*Exercise brief*: Rewrite the passage on the Good Samaritan story, everything from "(Luke 10:25-37, my" down to "from the truth.", swapping "measured response" for "restrained response".

*Excerpt*:

Then a Jewish law scholar stood up to test Jesus, and said "Teacher, what must I do to inherit eternal life?"

Jesus answered him, "What is written in the law? How do you read it?"

He said to him, "You must love the Lord your God out of your whole heart, with your whole soul, with your whole strength, and with your whole mind, and love your neighbor even as you love yourself."

He said, "That's right; do this and you will live."

But the scholar wanted to be proved righteous before Jesus. He said, "Who is my neighbor?"

Jesus answered and said, "Someone was going down from Jerusalem to Jericho and brigands assaulted him, stripping him and leaving him half dead. And by providence a priest was going down that way and saw him and passed by, giving him a wide berth. Likewise, a Levite was travelling the same way, saw him, and gave him a wide berth. Then a travelling Samaritan came across him and was moved with mercy, in the depths of his bowels, and came over, and dressed his wounds with oil and wine, mounted him on his own beast, and brought him to an inn and nurtured him. And the next day he gave a good chunk of his wealth to the innkeeper and said, 'Take care of him, and if he needs anything more, I will repay you when I come back.' Now which one of these three do you suppose showed himself a neighbor to the man who was assaulted by brigands?"

He said, "The one who showed mercy to him."

Jesus said to him, "Go and live that way."

(Luke 10:25-37, my translation) Cloud and Townsend's appropriately titled Boundaries: When to Say Yes, When to Say No to Take Control of Your Life argues that this story is a good illustration of their version of boundaries, and that was when I started listening to some nagging doubts about their theory. They said this was a good example of a measured response: the Samaritan made a moderate and limited response, got the Jew to safety and paid some expenses, and left. Cloud and Townsend ask us to imagine the wounded Jew saying "I need you to stay here," and the moderate Samaritan drawing a their-version-of-appropriate-boundary and saying "I've made a moderate response and need to move on." and saying "No," the way their version of boundaries draws a line and says, "No." And I have not heard a treatment of this story that is further from the truth.

*Data shown*:
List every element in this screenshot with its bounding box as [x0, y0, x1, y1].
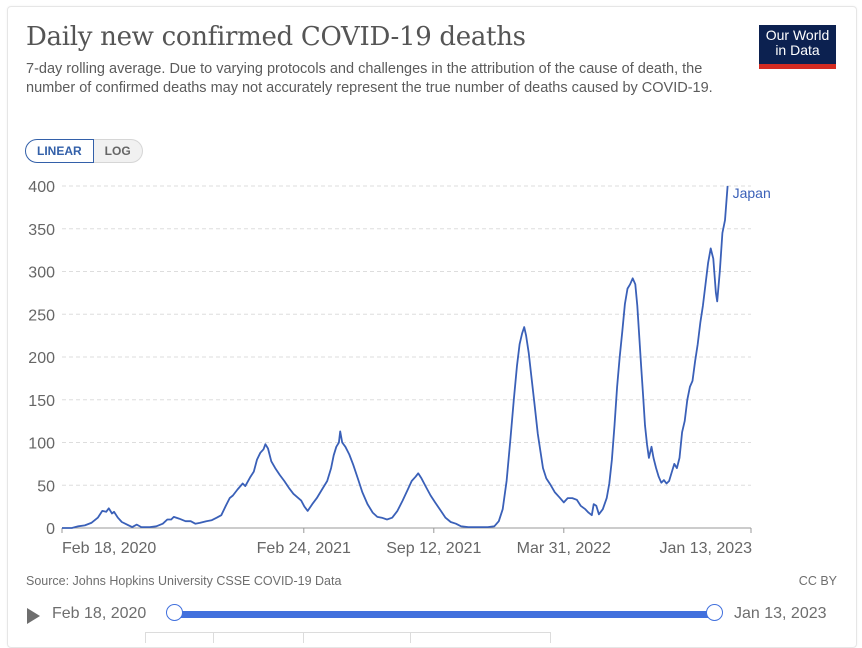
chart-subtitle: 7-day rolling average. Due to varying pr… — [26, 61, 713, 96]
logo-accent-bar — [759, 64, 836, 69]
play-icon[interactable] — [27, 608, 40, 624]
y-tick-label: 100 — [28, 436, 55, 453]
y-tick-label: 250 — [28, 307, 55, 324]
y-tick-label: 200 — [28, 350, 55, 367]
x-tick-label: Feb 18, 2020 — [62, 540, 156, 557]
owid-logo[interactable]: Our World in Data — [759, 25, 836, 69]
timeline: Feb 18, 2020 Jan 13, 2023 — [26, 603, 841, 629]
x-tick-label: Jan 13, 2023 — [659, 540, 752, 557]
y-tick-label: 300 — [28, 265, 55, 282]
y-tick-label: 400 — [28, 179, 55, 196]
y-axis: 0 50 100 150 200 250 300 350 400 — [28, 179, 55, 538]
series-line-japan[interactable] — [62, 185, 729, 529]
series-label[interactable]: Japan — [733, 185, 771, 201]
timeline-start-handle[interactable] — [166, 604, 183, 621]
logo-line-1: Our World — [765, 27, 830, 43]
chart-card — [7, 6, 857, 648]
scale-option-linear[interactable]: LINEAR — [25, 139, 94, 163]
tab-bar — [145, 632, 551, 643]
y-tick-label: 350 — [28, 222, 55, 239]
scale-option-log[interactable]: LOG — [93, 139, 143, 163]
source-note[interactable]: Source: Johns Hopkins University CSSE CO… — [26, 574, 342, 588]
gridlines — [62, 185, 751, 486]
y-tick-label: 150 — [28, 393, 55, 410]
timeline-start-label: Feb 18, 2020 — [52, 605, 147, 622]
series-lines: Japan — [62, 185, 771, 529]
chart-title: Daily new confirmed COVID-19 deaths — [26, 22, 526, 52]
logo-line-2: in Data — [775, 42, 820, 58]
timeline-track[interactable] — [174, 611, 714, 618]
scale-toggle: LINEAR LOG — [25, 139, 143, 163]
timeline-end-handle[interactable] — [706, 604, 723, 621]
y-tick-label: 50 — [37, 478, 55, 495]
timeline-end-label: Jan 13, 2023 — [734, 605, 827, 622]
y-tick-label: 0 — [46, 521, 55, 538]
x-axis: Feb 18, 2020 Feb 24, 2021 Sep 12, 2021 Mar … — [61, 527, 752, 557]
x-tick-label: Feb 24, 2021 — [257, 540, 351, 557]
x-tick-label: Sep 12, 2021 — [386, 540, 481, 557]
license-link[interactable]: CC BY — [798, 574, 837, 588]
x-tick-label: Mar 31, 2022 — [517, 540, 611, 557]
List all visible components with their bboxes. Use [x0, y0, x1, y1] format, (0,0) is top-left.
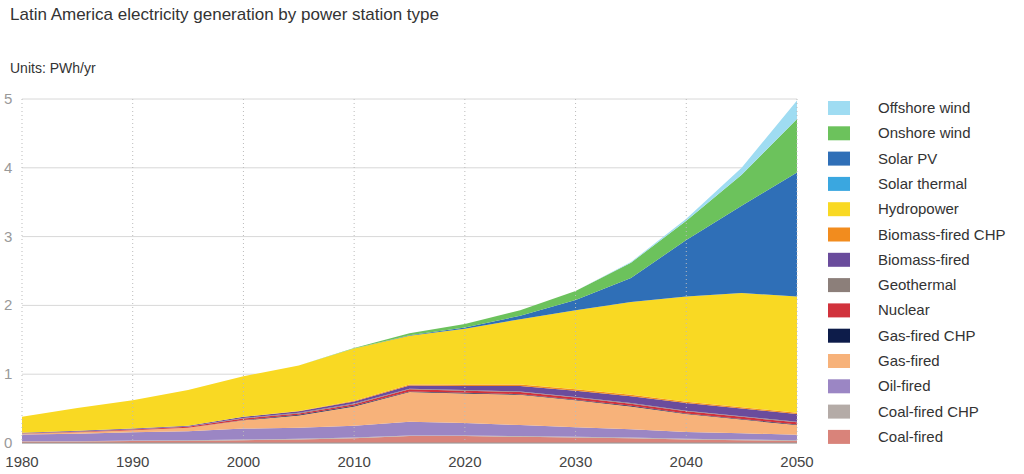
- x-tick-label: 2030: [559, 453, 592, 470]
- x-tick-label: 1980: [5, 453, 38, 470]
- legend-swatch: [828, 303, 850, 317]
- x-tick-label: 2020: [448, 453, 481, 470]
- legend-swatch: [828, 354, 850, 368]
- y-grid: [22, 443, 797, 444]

*Completed exercise*:
(Luke 10:25-37, my translation) Cloud and Townsend's appropriately titled Boundaries: When to Say Yes, When to Say No to Take Control of Your Life argues that this story is a good illustration of their version of boundaries, and that was when I started listening to some nagging doubts about their theory. They said this was a good example of a restrained response: the Samaritan made a moderate and limited response, got the Jew to safety and paid some expenses, and left. Cloud and Townsend ask us to imagine the wounded Jew saying "I need you to stay here," and the moderate Samaritan drawing a their-version-of-appropriate-boundary and saying "I've made a moderate response and need to move on." and saying "No," the way their version of boundaries draws a line and says, "No." And I have not heard a treatment of this story that is further from the truth.